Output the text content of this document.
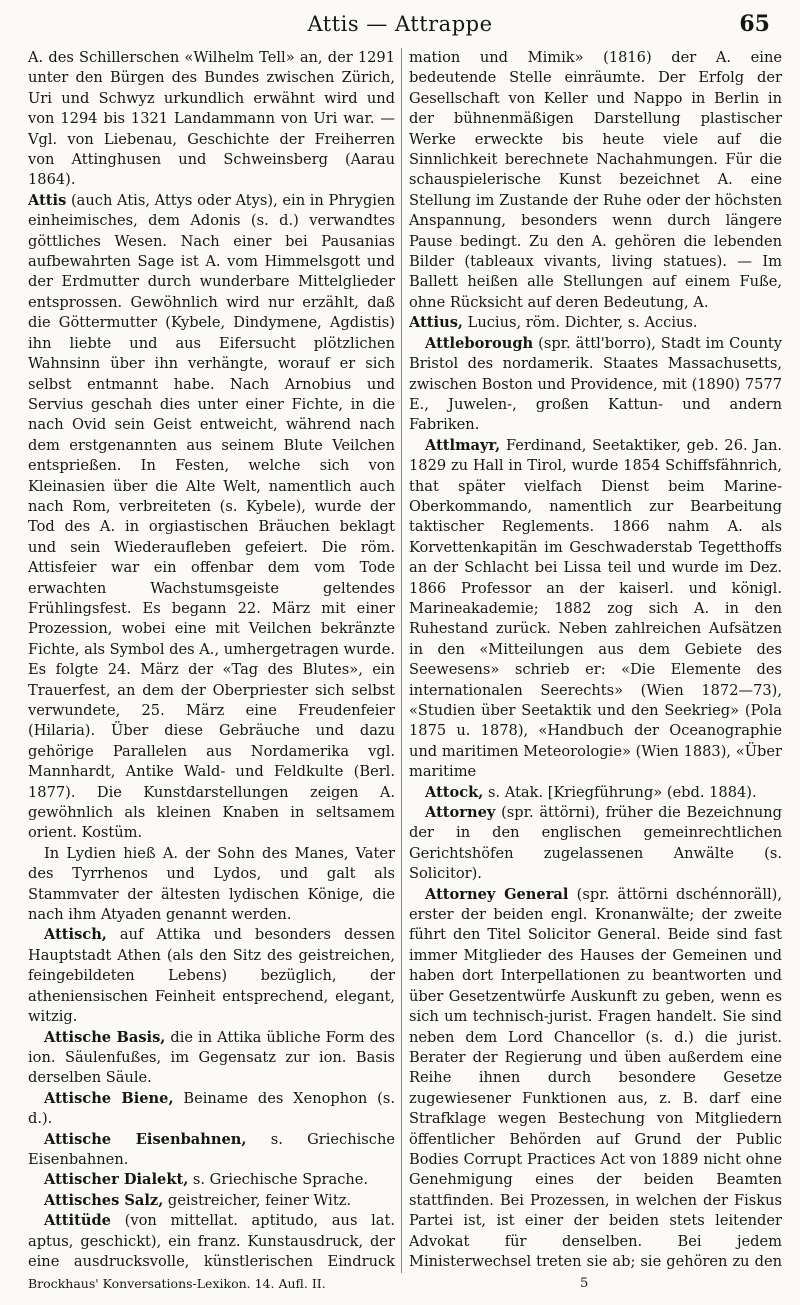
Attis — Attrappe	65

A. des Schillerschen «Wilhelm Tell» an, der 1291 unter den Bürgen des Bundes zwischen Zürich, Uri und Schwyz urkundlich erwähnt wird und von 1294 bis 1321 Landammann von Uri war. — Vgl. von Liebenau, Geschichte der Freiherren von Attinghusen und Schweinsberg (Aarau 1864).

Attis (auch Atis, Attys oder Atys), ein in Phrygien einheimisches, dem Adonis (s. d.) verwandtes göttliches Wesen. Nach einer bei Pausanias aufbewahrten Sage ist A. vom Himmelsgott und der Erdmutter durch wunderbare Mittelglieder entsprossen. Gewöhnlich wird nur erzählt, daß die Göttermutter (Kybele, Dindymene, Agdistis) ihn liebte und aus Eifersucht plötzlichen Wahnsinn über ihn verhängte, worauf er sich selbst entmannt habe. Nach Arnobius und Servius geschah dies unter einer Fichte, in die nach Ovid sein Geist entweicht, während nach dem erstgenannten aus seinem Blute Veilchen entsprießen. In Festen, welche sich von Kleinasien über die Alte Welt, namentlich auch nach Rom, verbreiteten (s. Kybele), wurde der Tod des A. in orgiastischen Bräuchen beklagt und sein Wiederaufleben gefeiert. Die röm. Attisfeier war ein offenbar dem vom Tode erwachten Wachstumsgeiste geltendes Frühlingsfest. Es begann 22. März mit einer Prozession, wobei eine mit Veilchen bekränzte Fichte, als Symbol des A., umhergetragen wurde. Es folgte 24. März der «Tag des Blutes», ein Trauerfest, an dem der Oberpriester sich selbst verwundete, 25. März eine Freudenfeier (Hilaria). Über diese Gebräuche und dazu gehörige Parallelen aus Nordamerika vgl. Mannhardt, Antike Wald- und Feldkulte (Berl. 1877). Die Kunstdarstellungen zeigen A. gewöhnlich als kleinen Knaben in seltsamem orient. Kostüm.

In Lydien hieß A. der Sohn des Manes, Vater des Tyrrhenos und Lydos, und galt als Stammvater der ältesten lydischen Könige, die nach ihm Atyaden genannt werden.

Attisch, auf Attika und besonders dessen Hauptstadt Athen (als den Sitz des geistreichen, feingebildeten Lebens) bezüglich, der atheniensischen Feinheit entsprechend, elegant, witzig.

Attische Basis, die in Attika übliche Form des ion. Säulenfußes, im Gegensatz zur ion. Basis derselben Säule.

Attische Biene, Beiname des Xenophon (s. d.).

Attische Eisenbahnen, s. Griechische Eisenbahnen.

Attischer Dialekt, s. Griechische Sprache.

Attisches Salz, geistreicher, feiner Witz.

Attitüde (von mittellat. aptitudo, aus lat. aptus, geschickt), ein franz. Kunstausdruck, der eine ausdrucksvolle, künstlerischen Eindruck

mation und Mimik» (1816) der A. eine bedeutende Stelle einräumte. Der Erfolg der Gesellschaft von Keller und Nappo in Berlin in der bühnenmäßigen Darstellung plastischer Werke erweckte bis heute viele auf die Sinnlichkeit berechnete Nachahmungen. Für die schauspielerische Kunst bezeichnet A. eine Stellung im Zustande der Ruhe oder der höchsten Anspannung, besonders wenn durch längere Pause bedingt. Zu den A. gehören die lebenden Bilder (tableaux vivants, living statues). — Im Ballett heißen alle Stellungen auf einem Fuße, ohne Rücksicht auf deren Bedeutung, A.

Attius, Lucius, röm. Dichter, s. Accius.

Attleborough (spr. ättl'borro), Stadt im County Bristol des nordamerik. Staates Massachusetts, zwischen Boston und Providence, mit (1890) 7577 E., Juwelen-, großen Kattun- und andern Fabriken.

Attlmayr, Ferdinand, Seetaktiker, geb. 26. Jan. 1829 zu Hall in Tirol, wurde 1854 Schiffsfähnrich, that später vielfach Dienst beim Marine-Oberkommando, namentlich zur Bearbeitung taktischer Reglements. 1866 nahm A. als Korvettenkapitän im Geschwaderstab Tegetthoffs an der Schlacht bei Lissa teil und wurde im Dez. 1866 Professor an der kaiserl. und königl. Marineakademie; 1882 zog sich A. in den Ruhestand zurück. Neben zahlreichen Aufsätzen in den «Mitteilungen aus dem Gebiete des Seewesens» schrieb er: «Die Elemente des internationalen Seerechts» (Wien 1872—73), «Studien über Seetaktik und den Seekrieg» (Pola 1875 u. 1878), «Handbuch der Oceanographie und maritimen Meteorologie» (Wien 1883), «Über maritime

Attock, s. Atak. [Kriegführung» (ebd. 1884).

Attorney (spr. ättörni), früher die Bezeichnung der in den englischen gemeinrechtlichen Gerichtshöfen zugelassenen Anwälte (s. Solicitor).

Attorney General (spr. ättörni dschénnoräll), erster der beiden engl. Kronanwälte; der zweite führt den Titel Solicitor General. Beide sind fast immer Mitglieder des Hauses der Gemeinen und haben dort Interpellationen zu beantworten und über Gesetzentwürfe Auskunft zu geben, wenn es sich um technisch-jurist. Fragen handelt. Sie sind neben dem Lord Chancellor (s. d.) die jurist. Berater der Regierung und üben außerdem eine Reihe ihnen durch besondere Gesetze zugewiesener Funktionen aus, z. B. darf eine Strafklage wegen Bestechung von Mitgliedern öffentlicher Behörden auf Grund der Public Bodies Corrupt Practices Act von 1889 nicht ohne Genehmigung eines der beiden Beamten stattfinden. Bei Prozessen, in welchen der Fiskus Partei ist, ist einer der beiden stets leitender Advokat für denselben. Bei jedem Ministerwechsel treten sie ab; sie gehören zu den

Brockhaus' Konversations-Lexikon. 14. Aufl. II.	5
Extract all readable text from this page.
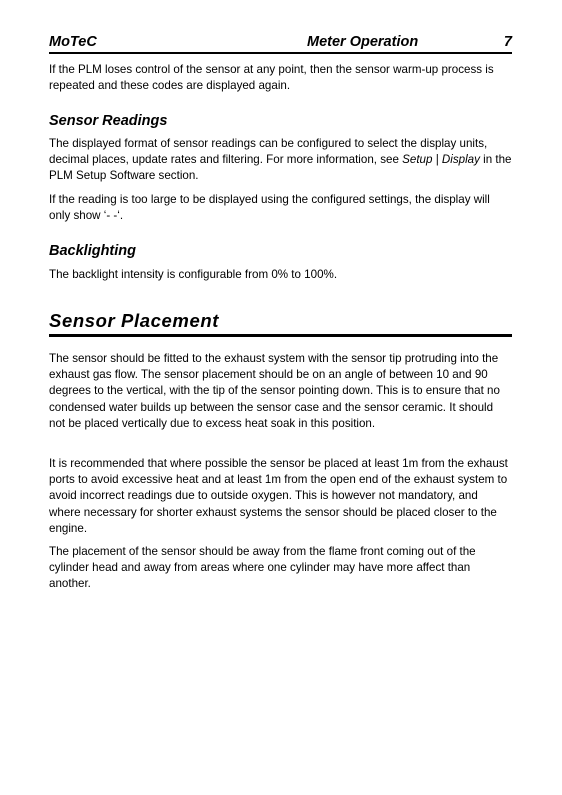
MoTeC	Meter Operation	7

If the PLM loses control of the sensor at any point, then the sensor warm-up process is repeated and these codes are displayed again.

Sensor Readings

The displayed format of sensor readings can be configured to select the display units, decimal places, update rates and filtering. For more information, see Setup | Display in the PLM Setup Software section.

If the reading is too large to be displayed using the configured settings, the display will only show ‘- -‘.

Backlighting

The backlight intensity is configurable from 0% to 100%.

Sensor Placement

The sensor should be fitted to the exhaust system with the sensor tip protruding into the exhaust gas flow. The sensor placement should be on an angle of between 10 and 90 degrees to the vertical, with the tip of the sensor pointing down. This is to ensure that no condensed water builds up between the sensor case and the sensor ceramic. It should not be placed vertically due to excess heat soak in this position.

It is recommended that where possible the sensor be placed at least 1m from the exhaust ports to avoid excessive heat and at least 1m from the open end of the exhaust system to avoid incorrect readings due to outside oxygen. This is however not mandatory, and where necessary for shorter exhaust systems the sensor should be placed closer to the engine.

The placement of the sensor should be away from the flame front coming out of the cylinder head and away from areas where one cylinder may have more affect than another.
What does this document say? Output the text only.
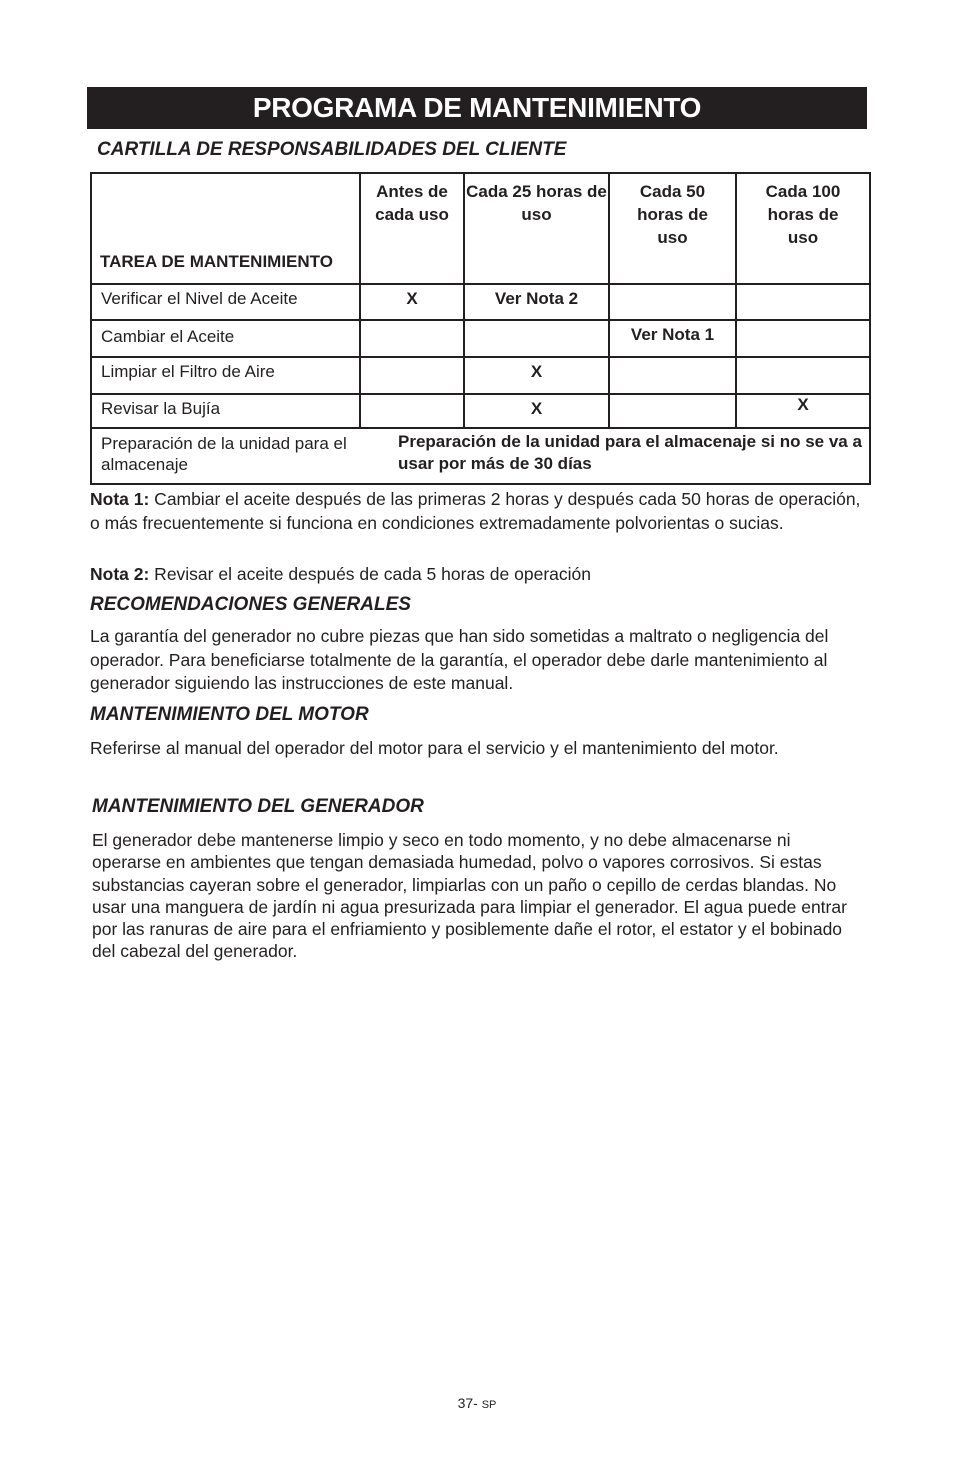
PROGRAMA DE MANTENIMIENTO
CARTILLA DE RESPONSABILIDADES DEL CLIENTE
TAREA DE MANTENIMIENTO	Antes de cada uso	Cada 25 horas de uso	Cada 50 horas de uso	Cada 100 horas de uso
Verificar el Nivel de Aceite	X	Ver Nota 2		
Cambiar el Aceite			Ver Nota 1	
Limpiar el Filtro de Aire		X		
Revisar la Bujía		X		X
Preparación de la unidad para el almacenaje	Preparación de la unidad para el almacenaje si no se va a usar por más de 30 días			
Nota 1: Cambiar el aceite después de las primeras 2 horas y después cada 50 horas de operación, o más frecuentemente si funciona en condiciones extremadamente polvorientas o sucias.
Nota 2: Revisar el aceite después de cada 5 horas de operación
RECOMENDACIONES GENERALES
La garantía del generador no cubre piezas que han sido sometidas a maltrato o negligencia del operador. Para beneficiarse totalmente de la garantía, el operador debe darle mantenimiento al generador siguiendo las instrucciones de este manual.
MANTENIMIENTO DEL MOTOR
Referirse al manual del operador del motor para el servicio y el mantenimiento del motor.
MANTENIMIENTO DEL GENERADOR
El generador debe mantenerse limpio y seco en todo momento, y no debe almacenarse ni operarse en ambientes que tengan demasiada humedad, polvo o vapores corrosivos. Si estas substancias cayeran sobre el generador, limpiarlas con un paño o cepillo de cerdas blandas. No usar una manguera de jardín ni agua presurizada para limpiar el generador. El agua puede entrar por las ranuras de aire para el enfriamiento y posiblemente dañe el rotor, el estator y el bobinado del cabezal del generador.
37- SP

(Problem details) Every line in the data above that contains "usar" needs to be copied.

(Full answer)
Preparación de la unidad para el almacenaje	Preparación de la unidad para el almacenaje si no se va a usar por más de 30 días			
El generador debe mantenerse limpio y seco en todo momento, y no debe almacenarse ni operarse en ambientes que tengan demasiada humedad, polvo o vapores corrosivos. Si estas substancias cayeran sobre el generador, limpiarlas con un paño o cepillo de cerdas blandas. No usar una manguera de jardín ni agua presurizada para limpiar el generador. El agua puede entrar por las ranuras de aire para el enfriamiento y posiblemente dañe el rotor, el estator y el bobinado del cabezal del generador.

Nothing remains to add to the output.